**Goal**
How many lines in the records below contain the word "this"? Answer with the number alone.

###

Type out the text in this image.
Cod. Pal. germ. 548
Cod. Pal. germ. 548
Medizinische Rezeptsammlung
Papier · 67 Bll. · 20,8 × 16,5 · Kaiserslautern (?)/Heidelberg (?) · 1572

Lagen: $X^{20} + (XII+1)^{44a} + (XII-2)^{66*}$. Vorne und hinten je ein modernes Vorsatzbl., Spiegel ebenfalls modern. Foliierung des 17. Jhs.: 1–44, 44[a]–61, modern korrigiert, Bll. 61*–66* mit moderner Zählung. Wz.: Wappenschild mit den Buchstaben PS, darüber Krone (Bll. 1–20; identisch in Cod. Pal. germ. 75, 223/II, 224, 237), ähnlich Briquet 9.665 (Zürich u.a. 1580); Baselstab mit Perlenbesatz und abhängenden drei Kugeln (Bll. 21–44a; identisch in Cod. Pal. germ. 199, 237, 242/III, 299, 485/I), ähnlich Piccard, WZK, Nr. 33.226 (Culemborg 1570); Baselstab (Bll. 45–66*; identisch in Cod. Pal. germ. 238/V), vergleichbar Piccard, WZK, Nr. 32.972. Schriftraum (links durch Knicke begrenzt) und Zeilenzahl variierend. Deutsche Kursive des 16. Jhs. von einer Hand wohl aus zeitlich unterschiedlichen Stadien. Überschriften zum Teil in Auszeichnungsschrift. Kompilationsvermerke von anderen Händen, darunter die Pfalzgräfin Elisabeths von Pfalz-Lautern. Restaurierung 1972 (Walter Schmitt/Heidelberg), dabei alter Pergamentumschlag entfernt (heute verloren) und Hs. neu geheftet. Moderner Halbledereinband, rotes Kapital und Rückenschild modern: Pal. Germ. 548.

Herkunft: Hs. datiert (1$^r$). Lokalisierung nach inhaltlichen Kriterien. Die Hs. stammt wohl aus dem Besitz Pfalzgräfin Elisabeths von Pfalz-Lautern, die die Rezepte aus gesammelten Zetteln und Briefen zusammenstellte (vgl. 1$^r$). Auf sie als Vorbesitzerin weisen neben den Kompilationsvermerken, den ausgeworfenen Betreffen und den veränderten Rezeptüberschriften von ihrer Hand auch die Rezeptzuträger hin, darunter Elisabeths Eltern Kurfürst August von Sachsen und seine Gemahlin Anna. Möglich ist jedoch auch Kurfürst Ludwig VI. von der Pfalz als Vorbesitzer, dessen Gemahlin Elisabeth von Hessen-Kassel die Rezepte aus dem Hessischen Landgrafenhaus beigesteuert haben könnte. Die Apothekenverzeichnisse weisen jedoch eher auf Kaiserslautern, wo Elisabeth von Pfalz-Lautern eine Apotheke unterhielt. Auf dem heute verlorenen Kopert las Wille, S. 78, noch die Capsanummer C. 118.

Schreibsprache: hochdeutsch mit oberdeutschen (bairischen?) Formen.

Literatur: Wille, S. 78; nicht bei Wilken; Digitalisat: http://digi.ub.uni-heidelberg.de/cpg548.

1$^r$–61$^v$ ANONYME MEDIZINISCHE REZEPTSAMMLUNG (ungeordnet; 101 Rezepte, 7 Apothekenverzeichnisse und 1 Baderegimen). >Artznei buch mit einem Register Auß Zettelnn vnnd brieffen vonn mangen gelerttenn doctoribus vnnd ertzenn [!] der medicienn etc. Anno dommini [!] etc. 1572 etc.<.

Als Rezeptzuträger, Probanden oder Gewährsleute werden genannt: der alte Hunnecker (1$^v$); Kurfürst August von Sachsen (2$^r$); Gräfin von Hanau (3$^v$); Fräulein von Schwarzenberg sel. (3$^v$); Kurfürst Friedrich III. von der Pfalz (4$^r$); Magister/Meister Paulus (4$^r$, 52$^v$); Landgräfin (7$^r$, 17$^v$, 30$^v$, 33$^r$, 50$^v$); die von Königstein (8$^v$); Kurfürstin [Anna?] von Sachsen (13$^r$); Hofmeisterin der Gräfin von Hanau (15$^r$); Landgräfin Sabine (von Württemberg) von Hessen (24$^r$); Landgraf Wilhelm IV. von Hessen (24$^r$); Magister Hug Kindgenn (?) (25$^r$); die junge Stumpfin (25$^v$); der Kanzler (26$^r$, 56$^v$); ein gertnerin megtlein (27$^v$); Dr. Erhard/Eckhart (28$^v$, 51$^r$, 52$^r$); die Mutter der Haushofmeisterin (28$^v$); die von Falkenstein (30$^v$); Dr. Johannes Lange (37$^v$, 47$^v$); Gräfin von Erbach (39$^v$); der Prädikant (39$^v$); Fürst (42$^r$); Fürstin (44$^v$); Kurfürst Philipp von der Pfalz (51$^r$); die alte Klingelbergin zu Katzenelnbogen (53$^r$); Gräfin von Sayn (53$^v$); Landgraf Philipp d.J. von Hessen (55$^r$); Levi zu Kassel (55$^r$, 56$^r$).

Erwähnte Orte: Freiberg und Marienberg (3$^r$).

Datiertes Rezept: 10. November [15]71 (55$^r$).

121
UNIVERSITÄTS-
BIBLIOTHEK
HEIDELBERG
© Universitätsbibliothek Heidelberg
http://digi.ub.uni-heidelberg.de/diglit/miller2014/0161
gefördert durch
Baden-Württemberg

###

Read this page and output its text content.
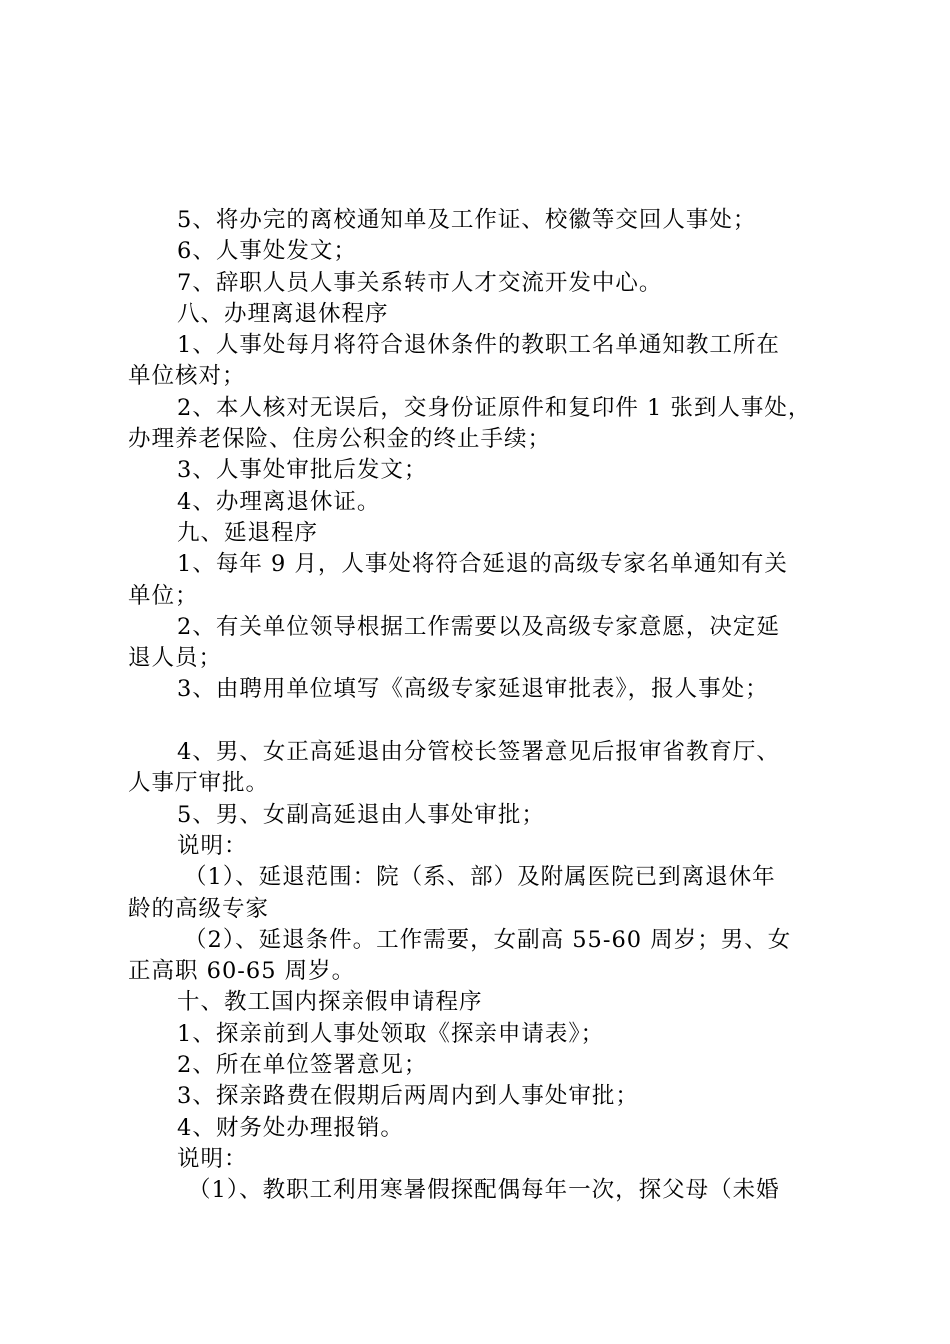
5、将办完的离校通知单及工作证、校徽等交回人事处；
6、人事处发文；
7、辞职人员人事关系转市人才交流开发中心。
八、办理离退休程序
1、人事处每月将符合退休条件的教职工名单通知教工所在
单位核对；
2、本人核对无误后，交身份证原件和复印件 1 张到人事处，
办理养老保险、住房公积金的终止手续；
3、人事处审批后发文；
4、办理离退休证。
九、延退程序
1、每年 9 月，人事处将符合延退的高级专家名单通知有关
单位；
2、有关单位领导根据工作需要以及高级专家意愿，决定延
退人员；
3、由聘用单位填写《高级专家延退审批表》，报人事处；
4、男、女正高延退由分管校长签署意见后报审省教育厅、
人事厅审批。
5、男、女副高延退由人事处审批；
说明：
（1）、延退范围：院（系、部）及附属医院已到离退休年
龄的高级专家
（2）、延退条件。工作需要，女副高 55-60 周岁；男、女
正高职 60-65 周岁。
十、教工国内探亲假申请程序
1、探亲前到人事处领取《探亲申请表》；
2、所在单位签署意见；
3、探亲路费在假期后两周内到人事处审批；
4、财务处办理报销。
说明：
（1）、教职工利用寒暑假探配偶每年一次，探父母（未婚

###

**Correct response**
2